THE EXERCISE:
Extract all data as written.

RECORDS PROVIDED:
◆ ◆ ◆ ◆

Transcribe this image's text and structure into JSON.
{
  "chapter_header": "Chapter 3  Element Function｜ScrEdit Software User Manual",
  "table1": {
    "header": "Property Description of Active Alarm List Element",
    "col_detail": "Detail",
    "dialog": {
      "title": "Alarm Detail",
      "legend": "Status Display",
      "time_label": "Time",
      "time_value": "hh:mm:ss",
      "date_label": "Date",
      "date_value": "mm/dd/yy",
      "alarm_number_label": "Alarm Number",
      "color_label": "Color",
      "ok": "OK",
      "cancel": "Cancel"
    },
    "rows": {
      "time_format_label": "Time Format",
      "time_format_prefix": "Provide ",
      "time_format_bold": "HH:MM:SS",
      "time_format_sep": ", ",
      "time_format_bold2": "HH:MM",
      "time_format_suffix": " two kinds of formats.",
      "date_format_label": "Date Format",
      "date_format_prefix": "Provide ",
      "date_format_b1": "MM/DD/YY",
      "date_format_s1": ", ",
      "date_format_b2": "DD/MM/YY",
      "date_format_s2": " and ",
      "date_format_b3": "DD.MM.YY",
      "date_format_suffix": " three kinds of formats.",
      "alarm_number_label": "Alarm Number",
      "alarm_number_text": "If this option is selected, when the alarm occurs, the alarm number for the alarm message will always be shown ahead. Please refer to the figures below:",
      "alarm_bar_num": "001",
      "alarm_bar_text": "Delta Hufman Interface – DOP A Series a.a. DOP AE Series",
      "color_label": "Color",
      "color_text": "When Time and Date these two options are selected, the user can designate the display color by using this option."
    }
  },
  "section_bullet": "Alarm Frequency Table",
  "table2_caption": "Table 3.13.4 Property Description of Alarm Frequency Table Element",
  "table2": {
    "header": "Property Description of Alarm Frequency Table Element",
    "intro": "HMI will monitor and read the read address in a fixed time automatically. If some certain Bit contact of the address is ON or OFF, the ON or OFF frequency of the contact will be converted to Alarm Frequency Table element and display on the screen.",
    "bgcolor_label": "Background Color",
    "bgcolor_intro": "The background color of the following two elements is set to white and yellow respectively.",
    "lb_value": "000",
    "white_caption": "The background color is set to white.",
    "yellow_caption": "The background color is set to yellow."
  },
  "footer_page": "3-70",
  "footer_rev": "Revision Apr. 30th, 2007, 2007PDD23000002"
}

◆ ◆ ◆ ◆

WRITTEN RESPONSE:
Transcribe this image's text and structure into JSON.
{
  "chapter_header": "Chapter 3  Element Function｜ScrEdit Software User Manual",
  "table1": {
    "header": "Property Description of Active Alarm List Element",
    "col_detail": "Detail",
    "dialog": {
      "title": "Alarm Detail",
      "legend": "Status Display",
      "time_label": "Time",
      "time_value": "hh:mm:ss",
      "date_label": "Date",
      "date_value": "mm/dd/yy",
      "alarm_number_label": "Alarm Number",
      "color_label": "Color",
      "ok": "OK",
      "cancel": "Cancel"
    },
    "rows": {
      "time_format_label": "Time Format",
      "time_format_prefix": "Provide ",
      "time_format_bold": "HH:MM:SS",
      "time_format_sep": ", ",
      "time_format_bold2": "HH:MM",
      "time_format_suffix": " two kinds of formats.",
      "date_format_label": "Date Format",
      "date_format_prefix": "Provide ",
      "date_format_b1": "MM/DD/YY",
      "date_format_s1": ", ",
      "date_format_b2": "DD/MM/YY",
      "date_format_s2": " and ",
      "date_format_b3": "DD.MM.YY",
      "date_format_suffix": " three kinds of formats.",
      "alarm_number_label": "Alarm Number",
      "alarm_number_text": "If this option is selected, when the alarm occurs, the alarm number for the alarm message will always be shown ahead. Please refer to the figures below:",
      "alarm_bar_num": "001",
      "alarm_bar_text": "Delta Hufman Interface – DOP A Series a.a. DOP AE Series",
      "color_label": "Color",
      "color_text": "When Time and Date these two options are selected, the user can designate the display color by using this option."
    }
  },
  "section_bullet": "Alarm Frequency Table",
  "table2_caption": "Table 3.13.4 Property Description of Alarm Frequency Table Element",
  "table2": {
    "header": "Property Description of Alarm Frequency Table Element",
    "intro": "HMI will monitor and read the read address in a fixed time automatically. If some certain Bit contact of the address is ON or OFF, the ON or OFF frequency of the contact will be converted to Alarm Frequency Table element and display on the screen.",
    "bgcolor_label": "Background Color",
    "bgcolor_intro": "The background color of the following two elements is set to white and yellow respectively.",
    "lb_value": "000",
    "white_caption": "The background color is set to white.",
    "yellow_caption": "The background color is set to yellow."
  },
  "footer_page": "3-70",
  "footer_rev": "Revision Apr. 30th, 2007, 2007PDD23000002"
}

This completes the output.